►

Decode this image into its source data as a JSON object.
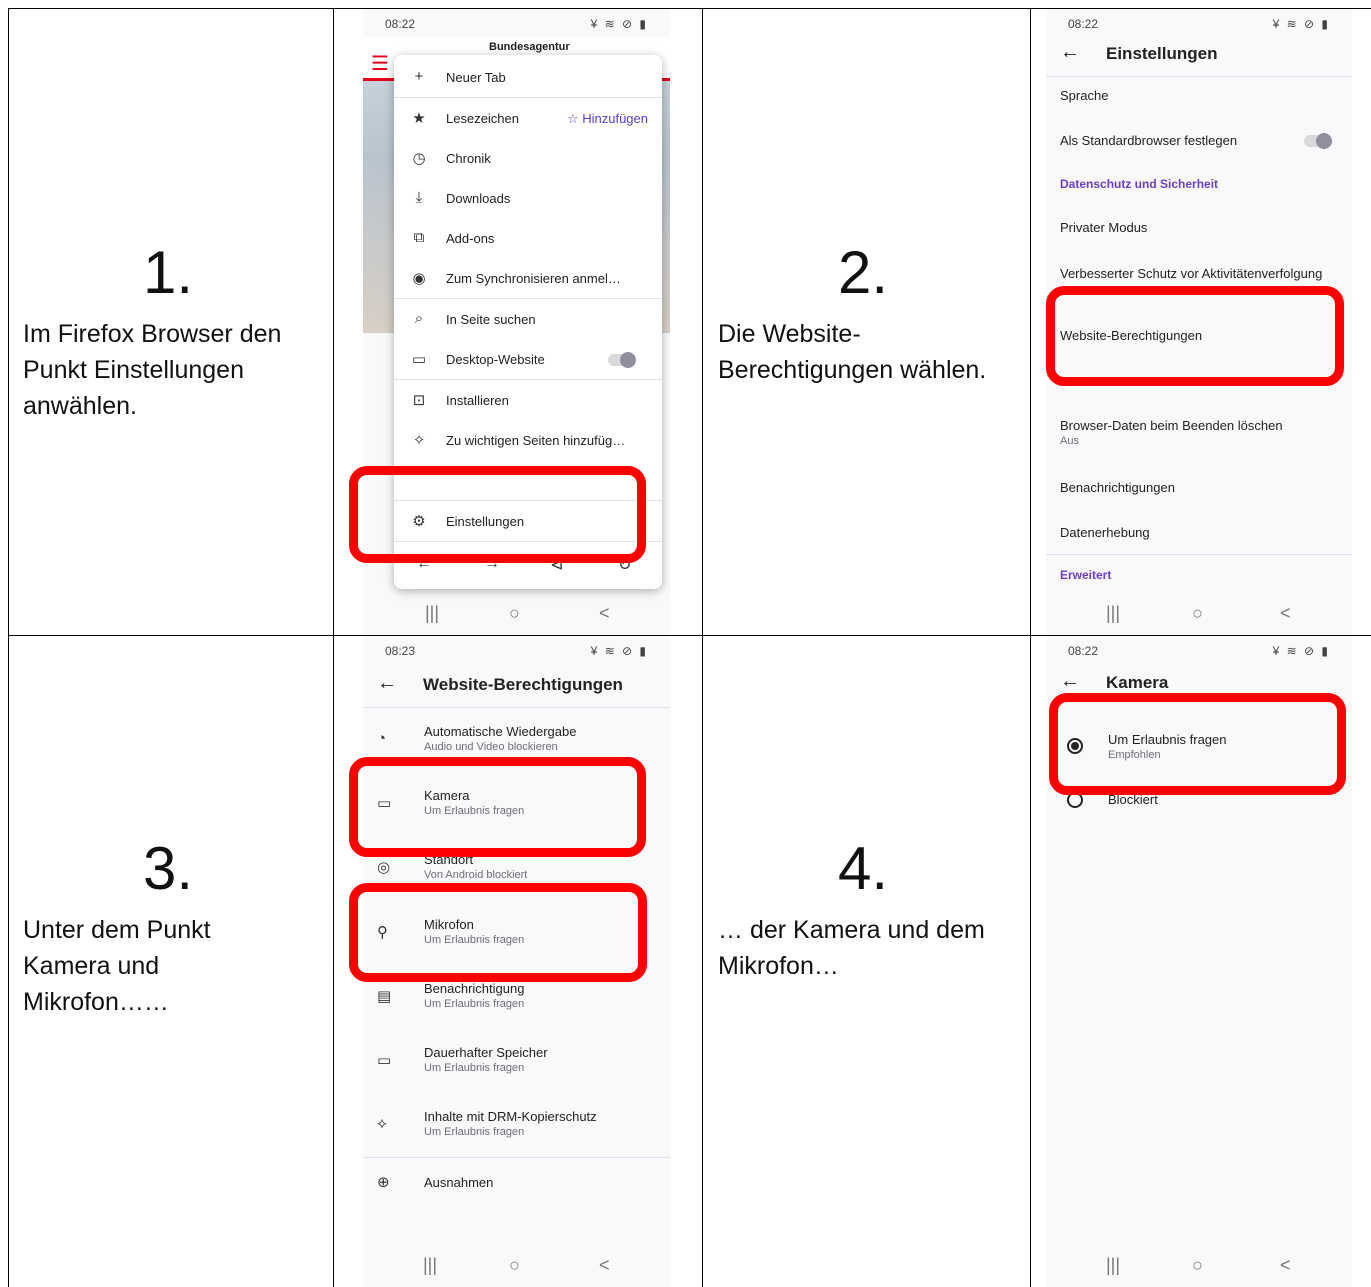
{
  "steps": [
    {
      "number": "1.",
      "text": "Im Firefox Browser den Punkt Einstellungen anwählen."
    },
    {
      "number": "2.",
      "text": "Die Website-Berechtigungen wählen."
    },
    {
      "number": "3.",
      "text": "Unter dem Punkt Kamera und Mikrofon……"
    },
    {
      "number": "4.",
      "text": "… der Kamera und dem Mikrofon…"
    }
  ],
  "phone1": {
    "time": "08:22",
    "site_title": "Bundesagentur",
    "menu": [
      {
        "icon": "plus-icon",
        "glyph": "+",
        "label": "Neuer Tab"
      },
      {
        "icon": "star-icon",
        "glyph": "★",
        "label": "Lesezeichen",
        "extra": "☆ Hinzufügen"
      },
      {
        "icon": "clock-icon",
        "glyph": "◷",
        "label": "Chronik"
      },
      {
        "icon": "download-icon",
        "glyph": "⤓",
        "label": "Downloads"
      },
      {
        "icon": "puzzle-icon",
        "glyph": "⧉",
        "label": "Add-ons"
      },
      {
        "icon": "account-icon",
        "glyph": "◉",
        "label": "Zum Synchronisieren anmel…"
      },
      {
        "icon": "search-icon",
        "glyph": "⌕",
        "label": "In Seite suchen"
      },
      {
        "icon": "desktop-icon",
        "glyph": "▭",
        "label": "Desktop-Website"
      },
      {
        "icon": "install-icon",
        "glyph": "⊡",
        "label": "Installieren"
      },
      {
        "icon": "pin-icon",
        "glyph": "✧",
        "label": "Zu wichtigen Seiten hinzufüg…"
      },
      {
        "icon": "gear-icon",
        "glyph": "⚙",
        "label": "Einstellungen"
      }
    ]
  },
  "phone2": {
    "time": "08:22",
    "title": "Einstellungen",
    "rows": {
      "sprache": "Sprache",
      "standard": "Als Standardbrowser festlegen",
      "section_privacy": "Datenschutz und Sicherheit",
      "privat": "Privater Modus",
      "tracking": "Verbesserter Schutz vor Aktivitätenverfolgung",
      "website": "Website-Berechtigungen",
      "browserdaten": "Browser-Daten beim Beenden löschen",
      "browserdaten_sub": "Aus",
      "benachrichtigungen": "Benachrichtigungen",
      "datenerhebung": "Datenerhebung",
      "section_advanced": "Erweitert"
    }
  },
  "phone3": {
    "time": "08:23",
    "title": "Website-Berechtigungen",
    "rows": [
      {
        "icon": "autoplay-icon",
        "glyph": "◔",
        "label": "Automatische Wiedergabe",
        "sub": "Audio und Video blockieren"
      },
      {
        "icon": "camera-icon",
        "glyph": "▭",
        "label": "Kamera",
        "sub": "Um Erlaubnis fragen"
      },
      {
        "icon": "location-icon",
        "glyph": "◎",
        "label": "Standort",
        "sub": "Von Android blockiert"
      },
      {
        "icon": "microphone-icon",
        "glyph": "⚲",
        "label": "Mikrofon",
        "sub": "Um Erlaubnis fragen"
      },
      {
        "icon": "notification-icon",
        "glyph": "▤",
        "label": "Benachrichtigung",
        "sub": "Um Erlaubnis fragen"
      },
      {
        "icon": "storage-icon",
        "glyph": "▭",
        "label": "Dauerhafter Speicher",
        "sub": "Um Erlaubnis fragen"
      },
      {
        "icon": "drm-icon",
        "glyph": "⟡",
        "label": "Inhalte mit DRM-Kopierschutz",
        "sub": "Um Erlaubnis fragen"
      },
      {
        "icon": "globe-icon",
        "glyph": "⊕",
        "label": "Ausnahmen",
        "sub": ""
      }
    ]
  },
  "phone4": {
    "time": "08:22",
    "title": "Kamera",
    "options": [
      {
        "label": "Um Erlaubnis fragen",
        "sub": "Empfohlen",
        "selected": true
      },
      {
        "label": "Blockiert",
        "sub": "",
        "selected": false
      }
    ]
  },
  "nav": {
    "recent": "|||",
    "home": "○",
    "back": "<"
  },
  "common": {
    "back_arrow": "←",
    "status_icons": "¥ ≋ ⊘ ▮"
  }
}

◄

### Given problem
Collect the lines that hold "Einstellungen".

### Solved problem
      "text": "Im Firefox Browser den Punkt Einstellungen anwählen."
        "label": "Einstellungen"
    "title": "Einstellungen",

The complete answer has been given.